» TASK DETAILS: Pick out every line with the word "Путевой" and copy it.

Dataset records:
-----
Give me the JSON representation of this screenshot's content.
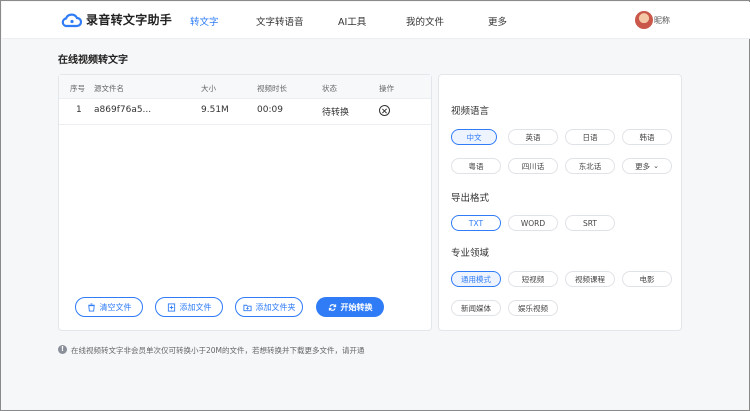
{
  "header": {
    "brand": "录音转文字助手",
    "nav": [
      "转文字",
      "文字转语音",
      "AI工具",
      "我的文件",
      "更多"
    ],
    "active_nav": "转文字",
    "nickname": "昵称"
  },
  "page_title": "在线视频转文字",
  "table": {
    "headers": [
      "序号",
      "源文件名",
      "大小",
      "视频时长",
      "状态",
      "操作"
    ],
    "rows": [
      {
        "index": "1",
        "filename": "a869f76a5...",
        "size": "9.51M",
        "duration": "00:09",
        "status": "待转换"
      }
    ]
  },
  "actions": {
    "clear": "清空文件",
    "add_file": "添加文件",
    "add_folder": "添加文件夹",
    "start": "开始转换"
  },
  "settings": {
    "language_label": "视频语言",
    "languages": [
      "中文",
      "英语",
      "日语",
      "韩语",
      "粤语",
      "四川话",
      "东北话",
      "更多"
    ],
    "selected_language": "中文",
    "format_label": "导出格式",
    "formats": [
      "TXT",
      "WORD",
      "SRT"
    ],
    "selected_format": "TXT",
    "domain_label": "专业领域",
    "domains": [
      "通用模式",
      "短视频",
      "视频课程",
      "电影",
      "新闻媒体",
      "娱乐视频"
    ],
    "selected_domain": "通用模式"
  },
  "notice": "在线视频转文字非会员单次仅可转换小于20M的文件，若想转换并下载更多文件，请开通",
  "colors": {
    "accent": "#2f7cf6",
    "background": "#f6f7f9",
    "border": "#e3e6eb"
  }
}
-----
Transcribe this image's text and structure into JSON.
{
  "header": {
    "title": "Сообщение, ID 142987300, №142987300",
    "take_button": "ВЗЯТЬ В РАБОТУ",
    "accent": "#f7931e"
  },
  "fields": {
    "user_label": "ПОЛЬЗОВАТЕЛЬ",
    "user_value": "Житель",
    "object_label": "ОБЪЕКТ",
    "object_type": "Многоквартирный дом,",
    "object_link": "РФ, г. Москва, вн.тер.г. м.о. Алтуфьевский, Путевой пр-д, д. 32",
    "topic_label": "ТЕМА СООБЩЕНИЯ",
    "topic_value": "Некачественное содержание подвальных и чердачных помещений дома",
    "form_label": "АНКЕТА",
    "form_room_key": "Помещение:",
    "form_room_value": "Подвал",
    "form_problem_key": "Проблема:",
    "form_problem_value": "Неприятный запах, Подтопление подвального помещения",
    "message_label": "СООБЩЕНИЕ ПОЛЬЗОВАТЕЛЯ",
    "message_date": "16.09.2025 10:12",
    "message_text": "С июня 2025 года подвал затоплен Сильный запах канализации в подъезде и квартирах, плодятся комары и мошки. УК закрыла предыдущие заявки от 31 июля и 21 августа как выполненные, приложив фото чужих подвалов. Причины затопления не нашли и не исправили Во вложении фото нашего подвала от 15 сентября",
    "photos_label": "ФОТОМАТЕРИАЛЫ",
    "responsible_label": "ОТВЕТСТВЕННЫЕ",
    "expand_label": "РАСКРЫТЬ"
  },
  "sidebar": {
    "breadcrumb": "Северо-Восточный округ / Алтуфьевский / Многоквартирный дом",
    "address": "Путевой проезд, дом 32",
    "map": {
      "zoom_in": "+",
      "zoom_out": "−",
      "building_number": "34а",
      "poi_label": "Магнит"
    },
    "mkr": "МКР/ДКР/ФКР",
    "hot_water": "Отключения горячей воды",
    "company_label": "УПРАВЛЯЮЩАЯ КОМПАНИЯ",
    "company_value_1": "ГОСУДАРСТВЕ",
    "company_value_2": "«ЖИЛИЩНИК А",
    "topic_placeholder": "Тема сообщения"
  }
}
-----
» TASK SOLUTION:
    "object_link": "РФ, г. Москва, вн.тер.г. м.о. Алтуфьевский, Путевой пр-д, д. 32",
    "address": "Путевой проезд, дом 32",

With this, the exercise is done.